BRIEF — Your task is to copy every record exactly.
═══ SUPPLIED RECORDS ═══
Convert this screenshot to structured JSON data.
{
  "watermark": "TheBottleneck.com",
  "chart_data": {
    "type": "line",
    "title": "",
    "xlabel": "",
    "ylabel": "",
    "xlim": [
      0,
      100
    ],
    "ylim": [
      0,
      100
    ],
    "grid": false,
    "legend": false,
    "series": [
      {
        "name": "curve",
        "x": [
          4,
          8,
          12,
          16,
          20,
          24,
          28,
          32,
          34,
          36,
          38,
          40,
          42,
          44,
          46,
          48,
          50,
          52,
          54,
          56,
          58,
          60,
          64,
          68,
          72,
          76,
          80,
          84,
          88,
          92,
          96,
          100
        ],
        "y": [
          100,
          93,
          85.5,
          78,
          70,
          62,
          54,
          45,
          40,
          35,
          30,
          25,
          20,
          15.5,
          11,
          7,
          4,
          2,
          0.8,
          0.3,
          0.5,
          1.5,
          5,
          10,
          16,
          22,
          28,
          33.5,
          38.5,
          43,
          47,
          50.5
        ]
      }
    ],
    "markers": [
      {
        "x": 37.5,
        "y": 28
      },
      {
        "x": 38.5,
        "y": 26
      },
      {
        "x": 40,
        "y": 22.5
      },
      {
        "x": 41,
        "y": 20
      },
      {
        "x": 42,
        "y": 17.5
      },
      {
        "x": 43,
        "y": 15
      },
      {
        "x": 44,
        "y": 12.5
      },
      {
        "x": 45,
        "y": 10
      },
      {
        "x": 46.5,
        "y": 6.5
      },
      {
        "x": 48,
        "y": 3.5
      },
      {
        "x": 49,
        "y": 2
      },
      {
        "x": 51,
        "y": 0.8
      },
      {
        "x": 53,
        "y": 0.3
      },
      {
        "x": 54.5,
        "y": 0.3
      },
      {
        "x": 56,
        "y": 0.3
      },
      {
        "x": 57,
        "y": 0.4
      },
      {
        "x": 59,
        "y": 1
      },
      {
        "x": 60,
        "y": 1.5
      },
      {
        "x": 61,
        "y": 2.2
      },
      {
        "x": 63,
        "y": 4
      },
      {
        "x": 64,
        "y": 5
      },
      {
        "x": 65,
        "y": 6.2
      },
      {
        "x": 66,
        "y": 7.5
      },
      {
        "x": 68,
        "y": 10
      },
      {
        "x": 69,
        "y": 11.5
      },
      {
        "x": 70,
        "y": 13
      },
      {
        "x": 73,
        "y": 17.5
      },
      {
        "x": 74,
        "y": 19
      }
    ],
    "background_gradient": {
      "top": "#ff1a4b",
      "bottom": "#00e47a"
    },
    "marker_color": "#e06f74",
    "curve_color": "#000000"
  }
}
═══
RESPONSE —
Convert this screenshot to structured JSON data.
{
  "watermark": "TheBottleneck.com",
  "chart_data": {
    "type": "line",
    "title": "",
    "xlabel": "",
    "ylabel": "",
    "xlim": [
      0,
      100
    ],
    "ylim": [
      0,
      100
    ],
    "grid": false,
    "legend": false,
    "series": [
      {
        "name": "curve",
        "x": [
          4,
          8,
          12,
          16,
          20,
          24,
          28,
          32,
          34,
          36,
          38,
          40,
          42,
          44,
          46,
          48,
          50,
          52,
          54,
          56,
          58,
          60,
          64,
          68,
          72,
          76,
          80,
          84,
          88,
          92,
          96,
          100
        ],
        "y": [
          100,
          93,
          85.5,
          78,
          70,
          62,
          54,
          45,
          40,
          35,
          30,
          25,
          20,
          15.5,
          11,
          7,
          4,
          2,
          0.8,
          0.3,
          0.5,
          1.5,
          5,
          10,
          16,
          22,
          28,
          33.5,
          38.5,
          43,
          47,
          50.5
        ]
      }
    ],
    "markers": [
      {
        "x": 37.5,
        "y": 28
      },
      {
        "x": 38.5,
        "y": 26
      },
      {
        "x": 40,
        "y": 22.5
      },
      {
        "x": 41,
        "y": 20
      },
      {
        "x": 42,
        "y": 17.5
      },
      {
        "x": 43,
        "y": 15
      },
      {
        "x": 44,
        "y": 12.5
      },
      {
        "x": 45,
        "y": 10
      },
      {
        "x": 46.5,
        "y": 6.5
      },
      {
        "x": 48,
        "y": 3.5
      },
      {
        "x": 49,
        "y": 2
      },
      {
        "x": 51,
        "y": 0.8
      },
      {
        "x": 53,
        "y": 0.3
      },
      {
        "x": 54.5,
        "y": 0.3
      },
      {
        "x": 56,
        "y": 0.3
      },
      {
        "x": 57,
        "y": 0.4
      },
      {
        "x": 59,
        "y": 1
      },
      {
        "x": 60,
        "y": 1.5
      },
      {
        "x": 61,
        "y": 2.2
      },
      {
        "x": 63,
        "y": 4
      },
      {
        "x": 64,
        "y": 5
      },
      {
        "x": 65,
        "y": 6.2
      },
      {
        "x": 66,
        "y": 7.5
      },
      {
        "x": 68,
        "y": 10
      },
      {
        "x": 69,
        "y": 11.5
      },
      {
        "x": 70,
        "y": 13
      },
      {
        "x": 73,
        "y": 17.5
      },
      {
        "x": 74,
        "y": 19
      }
    ],
    "background_gradient": {
      "top": "#ff1a4b",
      "bottom": "#00e47a"
    },
    "marker_color": "#e06f74",
    "curve_color": "#000000"
  }
}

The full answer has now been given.